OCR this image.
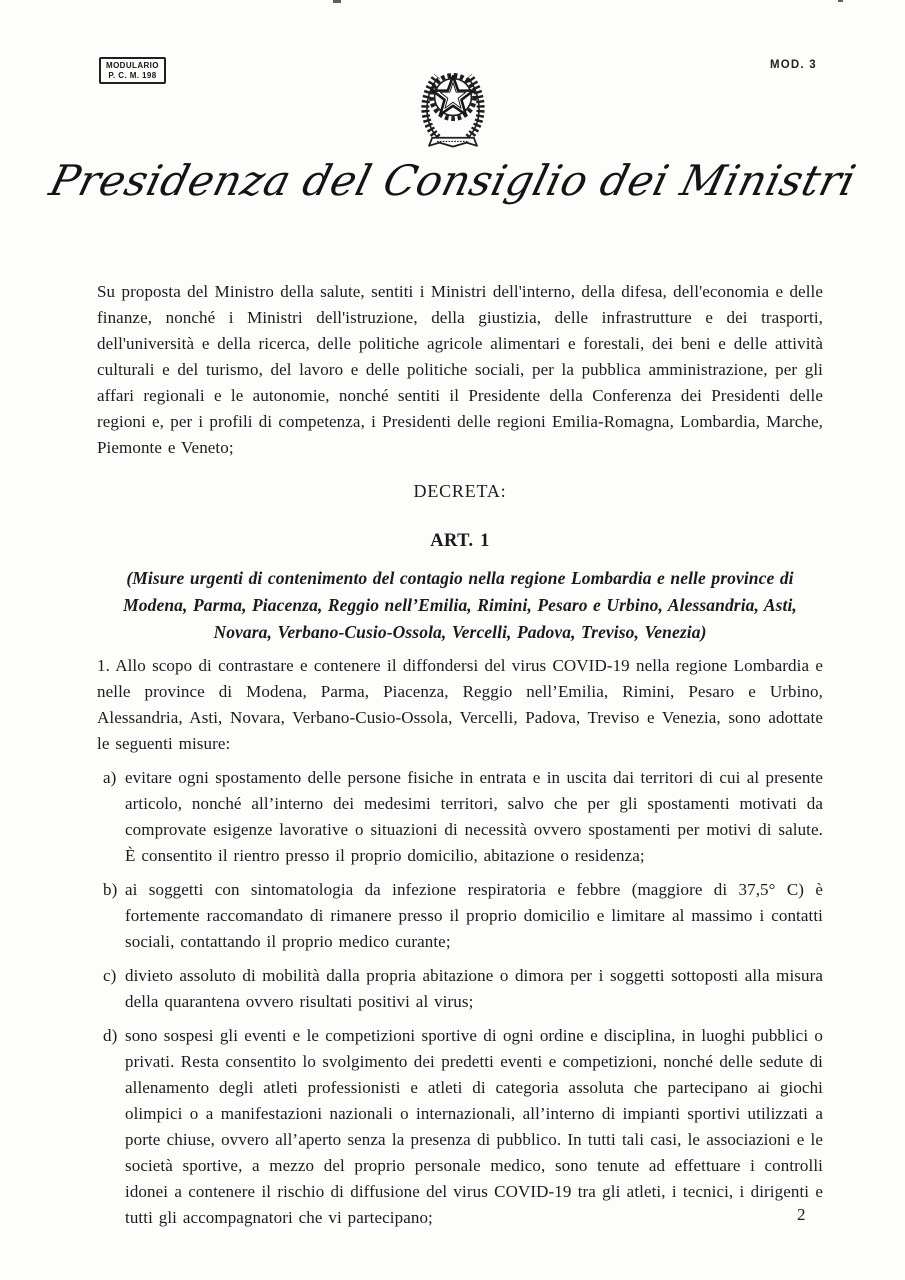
MODULARIO
P. C. M. 198
MOD. 3
Presidenza del Consiglio dei Ministri

Su proposta del Ministro della salute, sentiti i Ministri dell'interno, della difesa, dell'economia e delle finanze, nonché i Ministri dell'istruzione, della giustizia, delle infrastrutture e dei trasporti, dell'università e della ricerca, delle politiche agricole alimentari e forestali, dei beni e delle attività culturali e del turismo, del lavoro e delle politiche sociali, per la pubblica amministrazione, per gli affari regionali e le autonomie, nonché sentiti il Presidente della Conferenza dei Presidenti delle regioni e, per i profili di competenza, i Presidenti delle regioni Emilia-Romagna, Lombardia, Marche, Piemonte e Veneto;

DECRETA:
ART. 1
(Misure urgenti di contenimento del contagio nella regione Lombardia e nelle province di Modena, Parma, Piacenza, Reggio nell’Emilia, Rimini, Pesaro e Urbino, Alessandria, Asti, Novara, Verbano-Cusio-Ossola, Vercelli, Padova, Treviso, Venezia)

1. Allo scopo di contrastare e contenere il diffondersi del virus COVID-19 nella regione Lombardia e nelle province di Modena, Parma, Piacenza, Reggio nell’Emilia, Rimini, Pesaro e Urbino, Alessandria, Asti, Novara, Verbano-Cusio-Ossola, Vercelli, Padova, Treviso e Venezia, sono adottate le seguenti misure:

a) evitare ogni spostamento delle persone fisiche in entrata e in uscita dai territori di cui al presente articolo, nonché all’interno dei medesimi territori, salvo che per gli spostamenti motivati da comprovate esigenze lavorative o situazioni di necessità ovvero spostamenti per motivi di salute. È consentito il rientro presso il proprio domicilio, abitazione o residenza;
b) ai soggetti con sintomatologia da infezione respiratoria e febbre (maggiore di 37,5° C) è fortemente raccomandato di rimanere presso il proprio domicilio e limitare al massimo i contatti sociali, contattando il proprio medico curante;
c) divieto assoluto di mobilità dalla propria abitazione o dimora per i soggetti sottoposti alla misura della quarantena ovvero risultati positivi al virus;
d) sono sospesi gli eventi e le competizioni sportive di ogni ordine e disciplina, in luoghi pubblici o privati. Resta consentito lo svolgimento dei predetti eventi e competizioni, nonché delle sedute di allenamento degli atleti professionisti e atleti di categoria assoluta che partecipano ai giochi olimpici o a manifestazioni nazionali o internazionali, all’interno di impianti sportivi utilizzati a porte chiuse, ovvero all’aperto senza la presenza di pubblico. In tutti tali casi, le associazioni e le società sportive, a mezzo del proprio personale medico, sono tenute ad effettuare i controlli idonei a contenere il rischio di diffusione del virus COVID-19 tra gli atleti, i tecnici, i dirigenti e tutti gli accompagnatori che vi partecipano;	2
━━━━━━━━━━
**TASK GOAL:**
If the word "province" is on a line above, return that line.

**SOLUTION:**
(Misure urgenti di contenimento del contagio nella regione Lombardia e nelle province di Modena, Parma, Piacenza, Reggio nell’Emilia, Rimini, Pesaro e Urbino, Alessandria, Asti, Novara, Verbano-Cusio-Ossola, Vercelli, Padova, Treviso, Venezia)
1. Allo scopo di contrastare e contenere il diffondersi del virus COVID-19 nella regione Lombardia e nelle province di Modena, Parma, Piacenza, Reggio nell’Emilia, Rimini, Pesaro e Urbino, Alessandria, Asti, Novara, Verbano-Cusio-Ossola, Vercelli, Padova, Treviso e Venezia, sono adottate le seguenti misure:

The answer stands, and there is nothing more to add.